Cet accord permettra, dans la mesure du possible, de régler les défis posés par la loi indienne en matière de propriété intellectuelle dans le nucléaire civil, et d'établir un cadre favorable permettant de développer l'activité des entreprises françaises dans un secteur particulièrement prometteur.

Tout d'abord, quelques mots sur l'enjeu énergétique en Inde.

Même si elle a quelque peu faibli ces dernières années, la croissance de l'économie indienne, portée par une démographie qui fera de ce pays le plus peuplé de la planète après 2020, est une croissance à deux chiffres ces dix dernières années. Malgré un récent fléchissement lié à la crise économique, sur le moyen terme le FMI prévoit une croissance future de 8 % par an en moyenne.

L'Inde, qui est aujourd'hui le 7e producteur mondial d'énergie en est surtout aujourd'hui le 3e consommateur. Pourtant, la consommation par habitant reste 3 fois inférieure à la moyenne mondiale et 15 fois moindre à celle des États-Unis. 2/3 de la population indienne a toujours recours aux matériaux traditionnels pour cuisiner et se chauffer. Les besoins énergétiques devraient donc doubler à l'horizon 2035. La demande augmente déjà de 8 % par an.

Ces chiffres qui donnent le vertige expliquent pourquoi le contexte électrique est très tendu en Inde. Le pays a connu une coupure d'électricité géante à l'été 2012, affectant durant trois jours la moitié nord du pays, avec en outre, des compagnies de distribution d'électricité en faillite virtuelle et pour lesquelles le gouvernement vient de décider d'un plan de sauvetage.

Le pays a aussi besoin d'un nouveau «mix énergétique », car aujourd'hui la production est issue pour près de la moitié de centrales au charbon. Compte tenu de sa croissance élevée depuis 10 ans, l'Inde est devenue le troisième émetteur mondial de gaz à effet de serre en volume, derrière les États-Unis et la Chine, devant la Russie. Toutefois, une fois les émissions rapportées à son immense population, elle se trouve au niveau d'un pays africain.

Bien que la conscience des enjeux environnementaux ait progressé en Inde, la pénurie d'énergie est un enjeu plus immédiat et plus important politiquement. Le développement économique est la priorité du gouvernement (800 millions de personnes sur 1,2 milliard gagnent moins de 2$ par jour). Le manque d'énergie est aussi un problème pour l'agriculture et pour la sécurité alimentaire, vrai grand défi de l'Inde demain.

Le Gouvernement veut agir à la fois en modernisant les centrales thermiques existantes, en développant la production d'énergie solaire et éolienne, en construisant des barrages hydroélectriques, notamment sur le fleuve Narmada, et en relevant de 3 à 20 % la part du nucléaire dans la production énergétique à l'horizon 2050. Ce qui fait de l'Inde le deuxième marché pour l'énergie électronucléaire après la Chine.

C'est dans ce contexte qu'ont été adoptés l'accord-cadre sur le nucléaire de 2008 et l'accord de décembre 2010 aujourd'hui soumis à la ratification du Sénat.

+-------+

■ **Série d'exercices**
a – Recopiez à l'identique le passage du texte sur l'énergie en Inde qui s'ouvre sur les mots contenant « Cet accord permettra, dans » et se referme sur « secteur particulièrement prometteur. ».
b – Dressez la liste complète des mesures par lesquelles le Gouvernement indien veut agir, selon le texte sur l'énergie en Inde.
c – Poursuivez le texte sur l'énergie en Inde à la suite de sa dernière phrase.
Les enregistrements n'ont aucun rapport avec le texte sur l'énergie en Inde.

+-------+

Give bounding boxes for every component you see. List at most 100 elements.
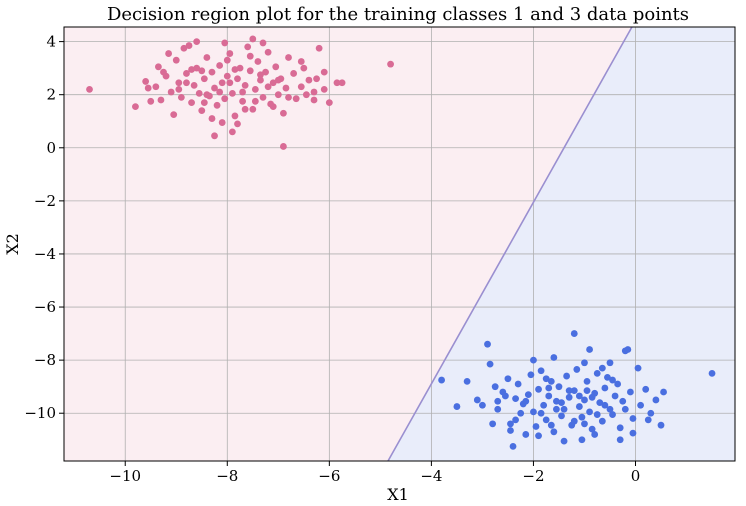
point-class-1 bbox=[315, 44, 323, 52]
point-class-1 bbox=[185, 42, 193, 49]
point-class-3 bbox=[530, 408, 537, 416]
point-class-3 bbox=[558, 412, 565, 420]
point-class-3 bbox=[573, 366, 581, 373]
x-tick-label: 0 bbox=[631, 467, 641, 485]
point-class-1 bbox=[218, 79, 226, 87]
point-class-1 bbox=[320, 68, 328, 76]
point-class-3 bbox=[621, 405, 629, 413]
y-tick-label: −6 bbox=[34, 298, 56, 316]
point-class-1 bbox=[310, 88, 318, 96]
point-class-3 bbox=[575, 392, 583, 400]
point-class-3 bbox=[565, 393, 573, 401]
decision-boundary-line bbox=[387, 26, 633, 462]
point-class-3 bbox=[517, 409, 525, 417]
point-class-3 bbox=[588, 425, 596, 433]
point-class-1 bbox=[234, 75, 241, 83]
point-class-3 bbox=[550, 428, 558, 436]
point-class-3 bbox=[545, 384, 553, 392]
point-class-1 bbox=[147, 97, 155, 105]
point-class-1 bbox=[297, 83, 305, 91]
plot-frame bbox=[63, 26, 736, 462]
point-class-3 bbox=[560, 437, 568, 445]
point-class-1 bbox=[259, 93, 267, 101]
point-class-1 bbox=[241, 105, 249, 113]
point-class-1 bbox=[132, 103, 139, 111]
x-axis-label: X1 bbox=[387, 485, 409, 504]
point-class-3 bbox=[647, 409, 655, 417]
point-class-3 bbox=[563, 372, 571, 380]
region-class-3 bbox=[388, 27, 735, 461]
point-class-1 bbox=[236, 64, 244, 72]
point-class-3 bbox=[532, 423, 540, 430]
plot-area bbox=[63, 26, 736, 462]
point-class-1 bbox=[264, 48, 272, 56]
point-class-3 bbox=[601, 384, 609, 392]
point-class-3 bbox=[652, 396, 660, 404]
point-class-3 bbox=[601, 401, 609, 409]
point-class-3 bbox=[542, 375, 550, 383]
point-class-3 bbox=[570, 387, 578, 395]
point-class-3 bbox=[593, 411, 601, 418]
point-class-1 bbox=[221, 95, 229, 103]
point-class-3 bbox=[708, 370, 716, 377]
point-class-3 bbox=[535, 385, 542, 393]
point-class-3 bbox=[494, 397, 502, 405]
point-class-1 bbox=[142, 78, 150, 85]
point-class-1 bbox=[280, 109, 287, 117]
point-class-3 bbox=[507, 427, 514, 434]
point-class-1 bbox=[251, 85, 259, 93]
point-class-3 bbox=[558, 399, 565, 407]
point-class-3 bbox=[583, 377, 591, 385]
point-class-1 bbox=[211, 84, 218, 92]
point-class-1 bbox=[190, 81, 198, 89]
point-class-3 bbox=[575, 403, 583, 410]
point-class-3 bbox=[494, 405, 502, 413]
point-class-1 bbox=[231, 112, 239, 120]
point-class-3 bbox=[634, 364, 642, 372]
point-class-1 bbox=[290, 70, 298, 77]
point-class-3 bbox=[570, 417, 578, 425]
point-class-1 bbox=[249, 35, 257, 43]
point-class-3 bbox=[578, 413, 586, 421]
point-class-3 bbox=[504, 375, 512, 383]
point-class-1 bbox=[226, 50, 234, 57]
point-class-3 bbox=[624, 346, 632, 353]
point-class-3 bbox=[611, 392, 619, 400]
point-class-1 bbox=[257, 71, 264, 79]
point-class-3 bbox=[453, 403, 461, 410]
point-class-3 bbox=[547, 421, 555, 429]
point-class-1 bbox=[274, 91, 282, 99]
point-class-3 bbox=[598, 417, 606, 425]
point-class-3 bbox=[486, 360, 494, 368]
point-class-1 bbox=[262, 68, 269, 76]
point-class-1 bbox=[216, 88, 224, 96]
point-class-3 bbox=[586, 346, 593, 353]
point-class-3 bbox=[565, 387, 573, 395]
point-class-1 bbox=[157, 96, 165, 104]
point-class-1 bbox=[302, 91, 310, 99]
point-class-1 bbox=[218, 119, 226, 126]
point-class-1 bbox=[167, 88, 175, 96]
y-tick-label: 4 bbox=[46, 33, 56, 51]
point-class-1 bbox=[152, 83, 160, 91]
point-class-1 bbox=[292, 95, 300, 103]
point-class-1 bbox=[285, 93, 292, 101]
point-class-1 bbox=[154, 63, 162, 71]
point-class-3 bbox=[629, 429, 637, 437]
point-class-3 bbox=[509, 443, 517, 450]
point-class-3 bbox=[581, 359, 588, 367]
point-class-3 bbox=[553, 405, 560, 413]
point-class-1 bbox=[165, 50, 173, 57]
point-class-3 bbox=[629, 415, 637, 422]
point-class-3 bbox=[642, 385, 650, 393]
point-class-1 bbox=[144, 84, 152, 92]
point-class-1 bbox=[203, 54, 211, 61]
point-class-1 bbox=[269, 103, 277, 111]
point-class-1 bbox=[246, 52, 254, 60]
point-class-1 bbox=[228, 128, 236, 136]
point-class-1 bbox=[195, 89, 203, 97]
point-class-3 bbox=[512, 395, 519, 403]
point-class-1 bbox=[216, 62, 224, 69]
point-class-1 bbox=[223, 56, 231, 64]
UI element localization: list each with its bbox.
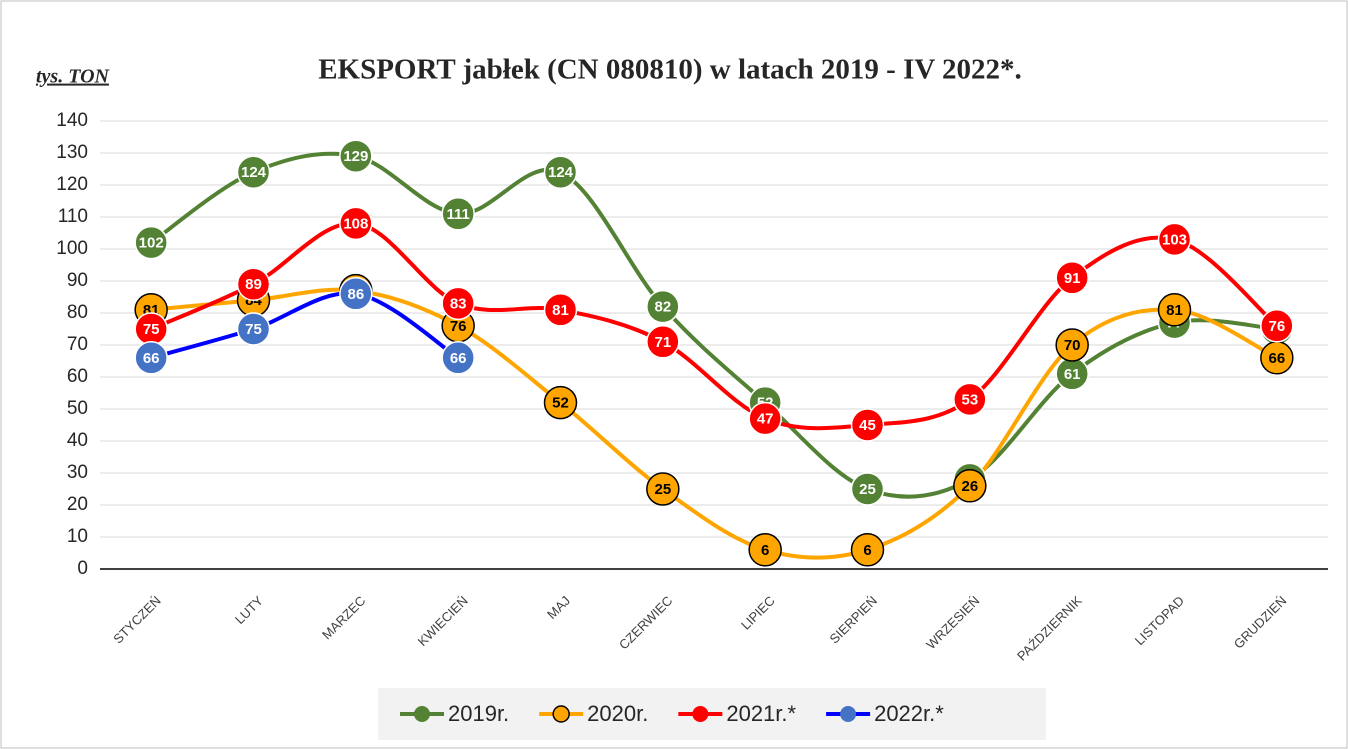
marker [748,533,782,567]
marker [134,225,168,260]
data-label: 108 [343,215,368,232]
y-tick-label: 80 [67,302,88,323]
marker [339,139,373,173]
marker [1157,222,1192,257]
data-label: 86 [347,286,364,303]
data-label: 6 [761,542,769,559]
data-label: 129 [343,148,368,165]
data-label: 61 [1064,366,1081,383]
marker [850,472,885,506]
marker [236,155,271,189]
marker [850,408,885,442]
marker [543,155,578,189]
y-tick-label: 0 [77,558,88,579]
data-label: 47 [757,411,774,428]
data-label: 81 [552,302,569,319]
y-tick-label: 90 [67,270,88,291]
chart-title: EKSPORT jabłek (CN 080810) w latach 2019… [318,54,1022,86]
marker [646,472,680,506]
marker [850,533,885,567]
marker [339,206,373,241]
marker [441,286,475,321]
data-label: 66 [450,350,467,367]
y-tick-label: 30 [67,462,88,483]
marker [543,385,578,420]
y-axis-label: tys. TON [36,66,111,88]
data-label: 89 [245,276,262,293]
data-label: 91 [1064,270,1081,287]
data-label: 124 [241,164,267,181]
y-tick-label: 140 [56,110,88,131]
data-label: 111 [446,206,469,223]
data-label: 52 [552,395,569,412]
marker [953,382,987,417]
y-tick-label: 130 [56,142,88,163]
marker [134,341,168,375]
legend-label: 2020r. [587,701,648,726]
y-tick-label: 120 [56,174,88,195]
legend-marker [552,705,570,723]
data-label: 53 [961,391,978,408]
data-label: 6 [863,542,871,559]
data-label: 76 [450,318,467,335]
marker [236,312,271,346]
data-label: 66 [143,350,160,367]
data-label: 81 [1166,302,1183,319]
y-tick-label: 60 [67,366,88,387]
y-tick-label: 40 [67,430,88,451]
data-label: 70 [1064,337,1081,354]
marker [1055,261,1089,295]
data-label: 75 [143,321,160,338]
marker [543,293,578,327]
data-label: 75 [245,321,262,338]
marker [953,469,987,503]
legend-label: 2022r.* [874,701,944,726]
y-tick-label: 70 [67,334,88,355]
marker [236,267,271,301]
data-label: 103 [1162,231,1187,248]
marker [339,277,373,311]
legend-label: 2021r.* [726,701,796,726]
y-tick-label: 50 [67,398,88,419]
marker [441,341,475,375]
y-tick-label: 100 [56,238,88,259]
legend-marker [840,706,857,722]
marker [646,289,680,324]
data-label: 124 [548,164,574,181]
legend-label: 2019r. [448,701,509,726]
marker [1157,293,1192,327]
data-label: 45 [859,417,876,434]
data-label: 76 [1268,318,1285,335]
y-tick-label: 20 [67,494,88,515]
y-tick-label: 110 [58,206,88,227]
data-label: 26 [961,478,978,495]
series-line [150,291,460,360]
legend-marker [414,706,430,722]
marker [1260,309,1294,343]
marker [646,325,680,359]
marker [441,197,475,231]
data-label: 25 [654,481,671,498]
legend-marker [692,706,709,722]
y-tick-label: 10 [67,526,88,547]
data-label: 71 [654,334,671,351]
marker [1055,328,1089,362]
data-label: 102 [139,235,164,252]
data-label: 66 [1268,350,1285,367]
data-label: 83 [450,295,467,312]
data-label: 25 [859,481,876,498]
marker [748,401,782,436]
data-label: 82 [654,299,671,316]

+-------+

■ **Réponses par tâche**
a –
Cet accord permettra, dans la mesure du possible, de régler les défis posés par la loi indienne en matière de propriété intellectuelle dans le nucléaire civil, et d'établir un cadre favorable permettant de développer l'activité des entreprises françaises dans un secteur particulièrement prometteur.

b –
- Moderniser les centrales thermiques existantes
- Développer la production d'énergie solaire et éolienne
- Construire des barrages hydroélectriques, notamment sur le fleuve Narmada
- Relever de 3 à 20 % la part du nucléaire dans la production énergétique à l'horizon 2050

c –
La coopération nucléaire avec l'Inde n'était plus possible après les essais nucléaires de 1974 et de 1998 mais, à la suite d'un moratoire sur les essais et d'engagements pris par l'Inde sur la séparation des activités civiles et militaires et sur la possibilité pour l'AIEA de contrôler ses installations, la coopération internationale a repris en 2008 avec la France, les Etats-Unis, la Grande-Bretagne, le Canada et la Russie.

Dans ce cadre, les projets sont nombreux. AREVA et Alstom sont en discussion avec l'électricien nucléaire indien NPCIL pour la fourniture, sur le site de Jaitapur, de 2 (puis éventuellement 4 autres) réacteurs EPR et du combustible associé.

Après le contexte, j'en viens au contenu de l'accord. C'est assez simple : il vise à contourner autant que faire se peut la législation indienne pour protéger la propriété intellectuelle de nos organismes et entreprises en matière de recherche sur le nucléaire civil.

En effet, cette loi interdit la délivrance en Inde de brevets portant sur l'énergie nucléaire. En outre, l'obtention préalable du gouvernement fédéral est requise pour pouvoir déposer même à l'étranger les résultats issus de recherches effectuées en Inde en matière nucléaire.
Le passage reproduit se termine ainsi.